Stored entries

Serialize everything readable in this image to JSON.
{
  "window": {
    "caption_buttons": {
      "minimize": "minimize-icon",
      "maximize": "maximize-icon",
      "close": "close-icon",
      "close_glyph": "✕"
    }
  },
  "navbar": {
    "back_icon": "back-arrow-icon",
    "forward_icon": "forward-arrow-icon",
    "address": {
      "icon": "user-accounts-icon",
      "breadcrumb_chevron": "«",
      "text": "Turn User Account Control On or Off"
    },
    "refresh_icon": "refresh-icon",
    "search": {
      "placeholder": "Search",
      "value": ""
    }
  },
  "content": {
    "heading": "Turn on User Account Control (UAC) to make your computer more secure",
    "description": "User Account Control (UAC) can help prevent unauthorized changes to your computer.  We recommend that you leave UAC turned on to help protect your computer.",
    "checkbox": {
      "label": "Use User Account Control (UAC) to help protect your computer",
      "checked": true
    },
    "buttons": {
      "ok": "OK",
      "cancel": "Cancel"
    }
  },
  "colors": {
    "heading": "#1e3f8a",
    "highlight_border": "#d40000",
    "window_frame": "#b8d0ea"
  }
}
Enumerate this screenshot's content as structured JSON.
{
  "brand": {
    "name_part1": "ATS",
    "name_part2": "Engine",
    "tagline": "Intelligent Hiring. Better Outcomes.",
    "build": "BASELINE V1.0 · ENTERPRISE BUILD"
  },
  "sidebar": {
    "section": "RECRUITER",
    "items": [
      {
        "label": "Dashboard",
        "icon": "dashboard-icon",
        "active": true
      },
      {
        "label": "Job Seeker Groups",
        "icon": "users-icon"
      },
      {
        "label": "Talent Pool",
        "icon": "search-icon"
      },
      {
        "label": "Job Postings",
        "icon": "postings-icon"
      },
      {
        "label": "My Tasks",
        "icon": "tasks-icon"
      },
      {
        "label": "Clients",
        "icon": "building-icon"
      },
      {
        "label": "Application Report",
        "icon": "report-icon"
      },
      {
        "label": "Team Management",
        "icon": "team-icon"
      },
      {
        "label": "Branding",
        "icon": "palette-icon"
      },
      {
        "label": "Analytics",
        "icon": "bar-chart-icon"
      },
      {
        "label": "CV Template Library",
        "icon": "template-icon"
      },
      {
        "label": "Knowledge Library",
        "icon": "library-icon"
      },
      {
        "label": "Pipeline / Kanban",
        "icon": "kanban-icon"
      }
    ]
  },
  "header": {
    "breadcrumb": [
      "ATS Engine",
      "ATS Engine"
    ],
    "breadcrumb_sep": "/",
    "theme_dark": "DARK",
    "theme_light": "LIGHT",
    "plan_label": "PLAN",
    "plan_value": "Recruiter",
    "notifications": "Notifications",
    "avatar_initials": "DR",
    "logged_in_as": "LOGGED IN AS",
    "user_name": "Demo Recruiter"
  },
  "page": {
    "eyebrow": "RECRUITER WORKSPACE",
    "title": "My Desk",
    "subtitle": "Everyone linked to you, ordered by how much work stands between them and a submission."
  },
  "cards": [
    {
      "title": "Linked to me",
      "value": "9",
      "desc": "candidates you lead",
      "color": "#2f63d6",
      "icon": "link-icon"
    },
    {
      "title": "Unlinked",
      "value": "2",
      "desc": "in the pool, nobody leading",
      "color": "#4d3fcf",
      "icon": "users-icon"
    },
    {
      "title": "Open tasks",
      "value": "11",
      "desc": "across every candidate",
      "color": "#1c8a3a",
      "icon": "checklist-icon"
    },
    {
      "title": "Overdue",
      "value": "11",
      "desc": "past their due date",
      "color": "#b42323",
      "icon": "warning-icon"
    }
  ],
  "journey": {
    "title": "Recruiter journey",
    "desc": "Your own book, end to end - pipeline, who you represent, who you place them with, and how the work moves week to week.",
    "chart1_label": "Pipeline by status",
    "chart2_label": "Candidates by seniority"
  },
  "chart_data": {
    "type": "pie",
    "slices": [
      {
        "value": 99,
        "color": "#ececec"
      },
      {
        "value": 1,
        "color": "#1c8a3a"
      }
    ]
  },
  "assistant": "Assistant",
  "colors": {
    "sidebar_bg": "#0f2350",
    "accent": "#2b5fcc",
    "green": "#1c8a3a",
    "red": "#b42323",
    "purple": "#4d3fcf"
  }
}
==
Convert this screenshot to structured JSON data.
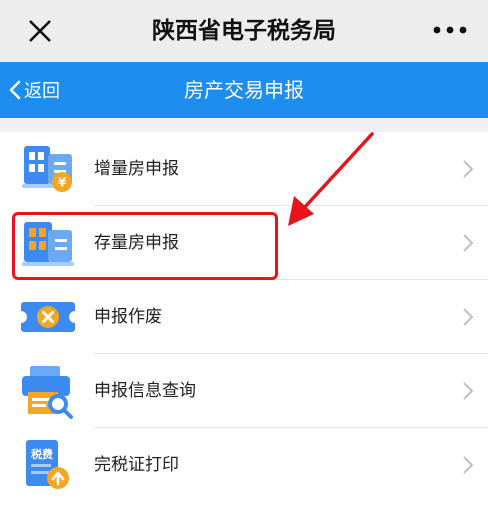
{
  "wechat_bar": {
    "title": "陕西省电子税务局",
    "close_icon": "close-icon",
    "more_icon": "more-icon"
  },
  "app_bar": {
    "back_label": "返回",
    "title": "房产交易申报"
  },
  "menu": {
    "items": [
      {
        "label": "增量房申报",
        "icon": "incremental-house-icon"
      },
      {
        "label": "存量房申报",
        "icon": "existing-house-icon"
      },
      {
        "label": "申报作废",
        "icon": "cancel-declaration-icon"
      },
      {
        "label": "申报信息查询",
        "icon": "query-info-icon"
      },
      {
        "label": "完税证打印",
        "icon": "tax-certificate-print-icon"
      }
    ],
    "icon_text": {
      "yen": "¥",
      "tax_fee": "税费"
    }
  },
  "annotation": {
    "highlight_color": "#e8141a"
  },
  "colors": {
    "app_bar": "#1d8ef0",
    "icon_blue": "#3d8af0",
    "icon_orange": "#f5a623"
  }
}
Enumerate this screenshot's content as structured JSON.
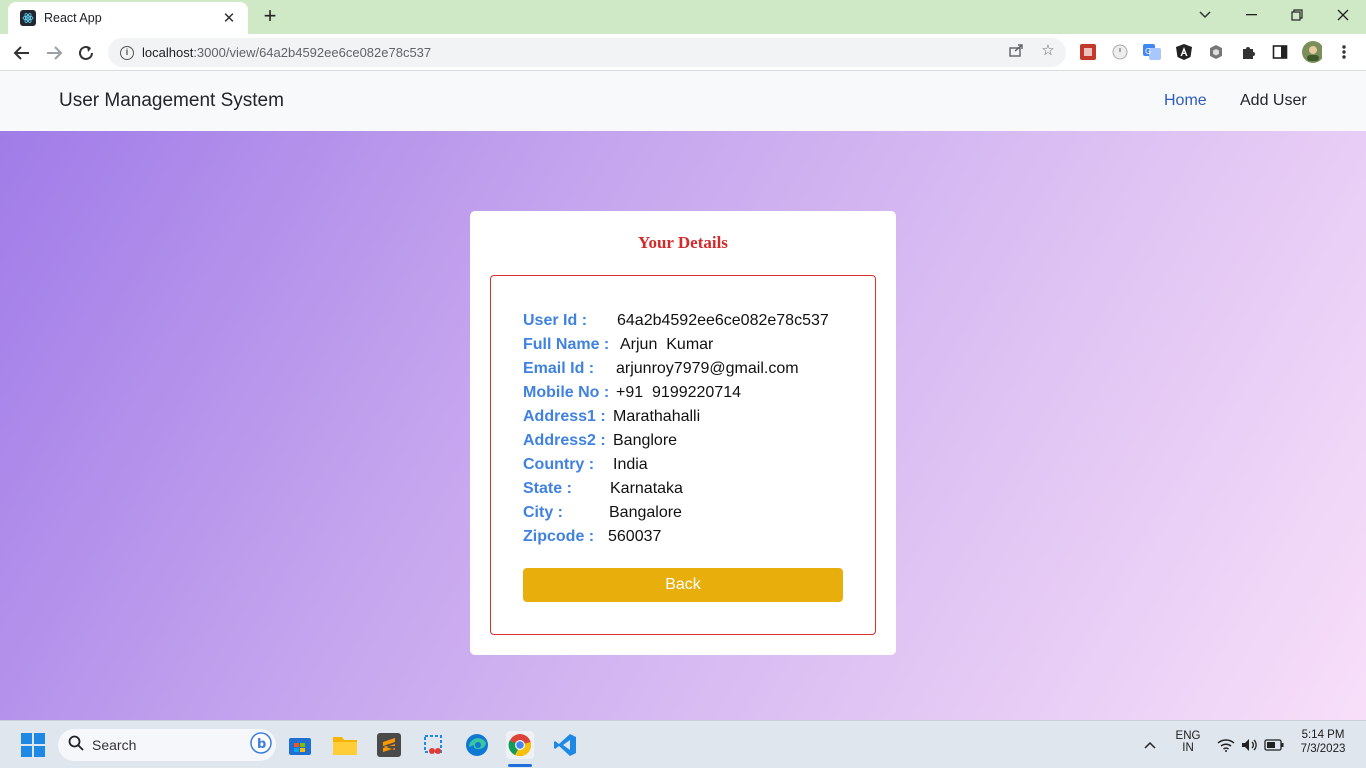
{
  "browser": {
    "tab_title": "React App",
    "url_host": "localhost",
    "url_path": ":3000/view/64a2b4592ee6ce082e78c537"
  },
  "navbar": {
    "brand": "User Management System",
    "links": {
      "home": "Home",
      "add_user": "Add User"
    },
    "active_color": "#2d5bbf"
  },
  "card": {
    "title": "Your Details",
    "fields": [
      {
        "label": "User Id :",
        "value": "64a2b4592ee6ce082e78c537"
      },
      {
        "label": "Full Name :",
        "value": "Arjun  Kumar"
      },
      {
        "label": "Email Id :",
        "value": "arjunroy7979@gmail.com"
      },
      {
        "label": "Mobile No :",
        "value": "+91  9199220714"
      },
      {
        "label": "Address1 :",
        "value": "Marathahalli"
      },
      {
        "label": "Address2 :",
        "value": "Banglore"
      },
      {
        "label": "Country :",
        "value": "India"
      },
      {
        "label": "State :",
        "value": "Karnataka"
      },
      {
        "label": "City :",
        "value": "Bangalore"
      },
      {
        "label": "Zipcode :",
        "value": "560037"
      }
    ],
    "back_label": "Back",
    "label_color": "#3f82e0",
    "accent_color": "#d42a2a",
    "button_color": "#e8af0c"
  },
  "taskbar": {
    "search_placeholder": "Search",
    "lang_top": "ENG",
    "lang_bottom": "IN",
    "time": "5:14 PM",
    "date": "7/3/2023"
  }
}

* Problem requirements *
Where a line holds "Engine", copy that line.

* Task solution *
    "name_part2": "Engine",
      "ATS Engine",
      "ATS Engine"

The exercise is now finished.